Written problem:
Filter the entries that follow, copying every line in which the word "nhận" appears.

[Data excerpts]

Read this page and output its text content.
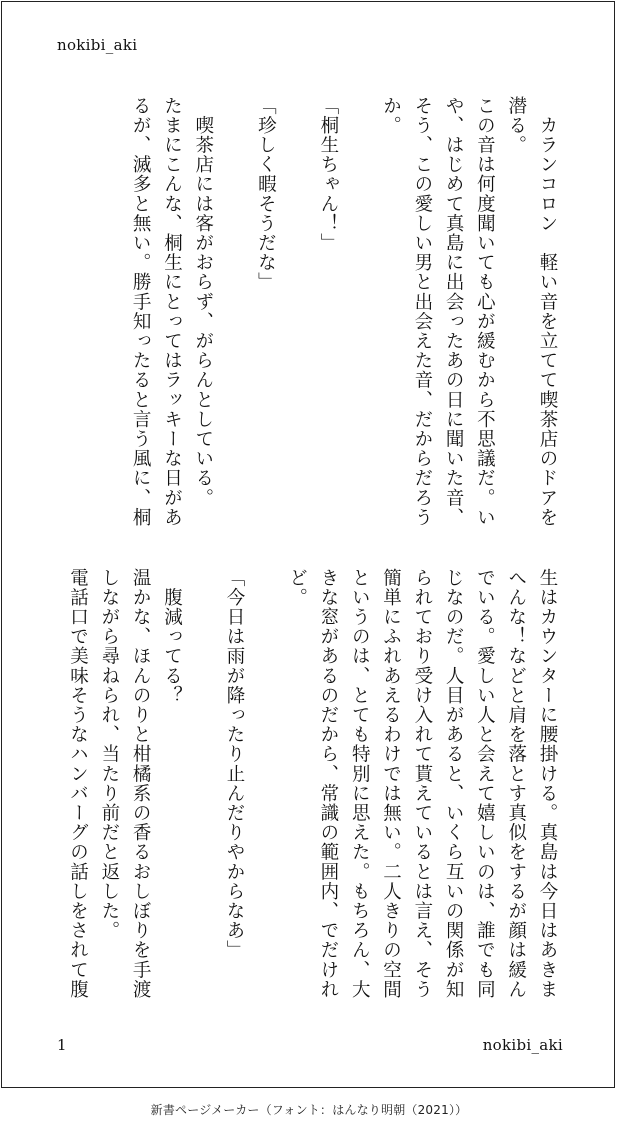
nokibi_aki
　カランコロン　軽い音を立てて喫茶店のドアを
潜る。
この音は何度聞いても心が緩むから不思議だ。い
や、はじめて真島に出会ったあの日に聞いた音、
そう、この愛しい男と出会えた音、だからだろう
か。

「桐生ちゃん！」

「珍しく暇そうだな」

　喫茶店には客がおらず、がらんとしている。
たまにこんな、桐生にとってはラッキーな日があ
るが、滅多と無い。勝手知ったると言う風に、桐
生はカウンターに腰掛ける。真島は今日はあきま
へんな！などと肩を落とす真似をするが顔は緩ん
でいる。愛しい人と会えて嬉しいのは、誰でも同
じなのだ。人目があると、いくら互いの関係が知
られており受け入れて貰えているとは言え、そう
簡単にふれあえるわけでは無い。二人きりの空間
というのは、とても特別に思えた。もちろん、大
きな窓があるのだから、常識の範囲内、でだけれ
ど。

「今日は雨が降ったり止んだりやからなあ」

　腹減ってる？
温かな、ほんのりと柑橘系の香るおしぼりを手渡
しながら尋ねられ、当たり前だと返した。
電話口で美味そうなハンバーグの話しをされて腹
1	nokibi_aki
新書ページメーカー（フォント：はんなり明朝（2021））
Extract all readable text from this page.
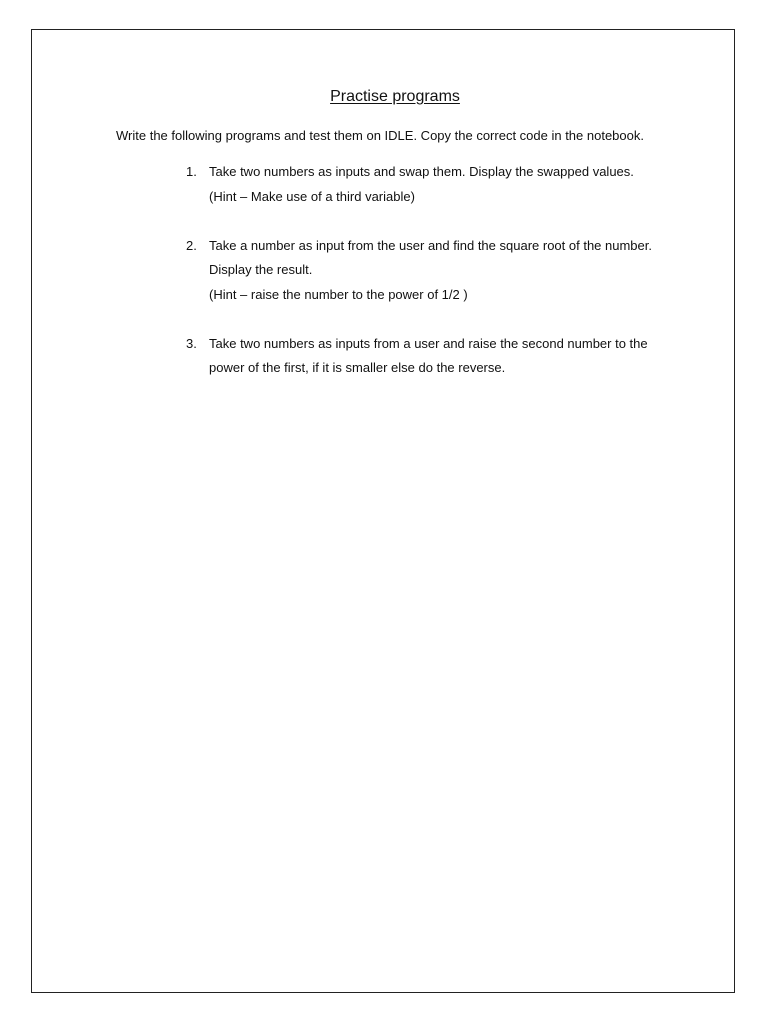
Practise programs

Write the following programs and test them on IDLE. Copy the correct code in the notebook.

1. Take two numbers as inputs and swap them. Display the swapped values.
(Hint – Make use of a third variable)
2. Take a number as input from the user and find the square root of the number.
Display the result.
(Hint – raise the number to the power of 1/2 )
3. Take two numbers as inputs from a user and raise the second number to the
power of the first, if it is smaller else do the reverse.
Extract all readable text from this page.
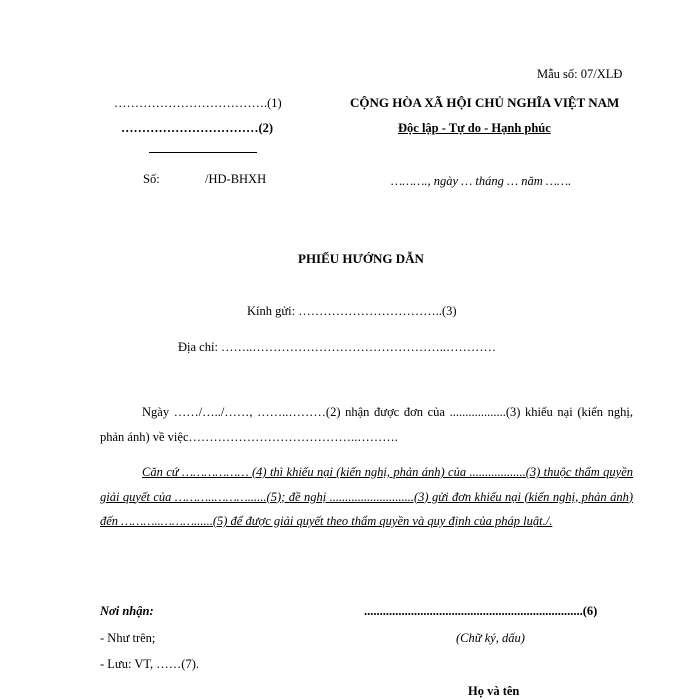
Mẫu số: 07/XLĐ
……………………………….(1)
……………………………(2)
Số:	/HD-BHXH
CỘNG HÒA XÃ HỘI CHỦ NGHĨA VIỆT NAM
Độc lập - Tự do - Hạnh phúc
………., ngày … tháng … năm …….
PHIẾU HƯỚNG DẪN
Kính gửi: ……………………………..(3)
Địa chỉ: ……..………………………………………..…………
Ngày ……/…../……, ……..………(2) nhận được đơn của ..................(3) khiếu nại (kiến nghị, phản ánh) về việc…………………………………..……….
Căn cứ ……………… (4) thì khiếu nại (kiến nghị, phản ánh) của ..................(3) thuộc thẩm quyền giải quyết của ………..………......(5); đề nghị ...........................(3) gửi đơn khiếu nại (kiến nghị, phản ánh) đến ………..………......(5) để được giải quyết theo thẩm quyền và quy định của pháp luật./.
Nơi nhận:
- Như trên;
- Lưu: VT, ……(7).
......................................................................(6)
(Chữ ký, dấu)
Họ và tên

Written answer:
Ngày ……/…../……, ……..………(2) nhận được đơn của ..................(3) khiếu nại (kiến nghị, phản ánh) về việc…………………………………..……….
Nơi nhận:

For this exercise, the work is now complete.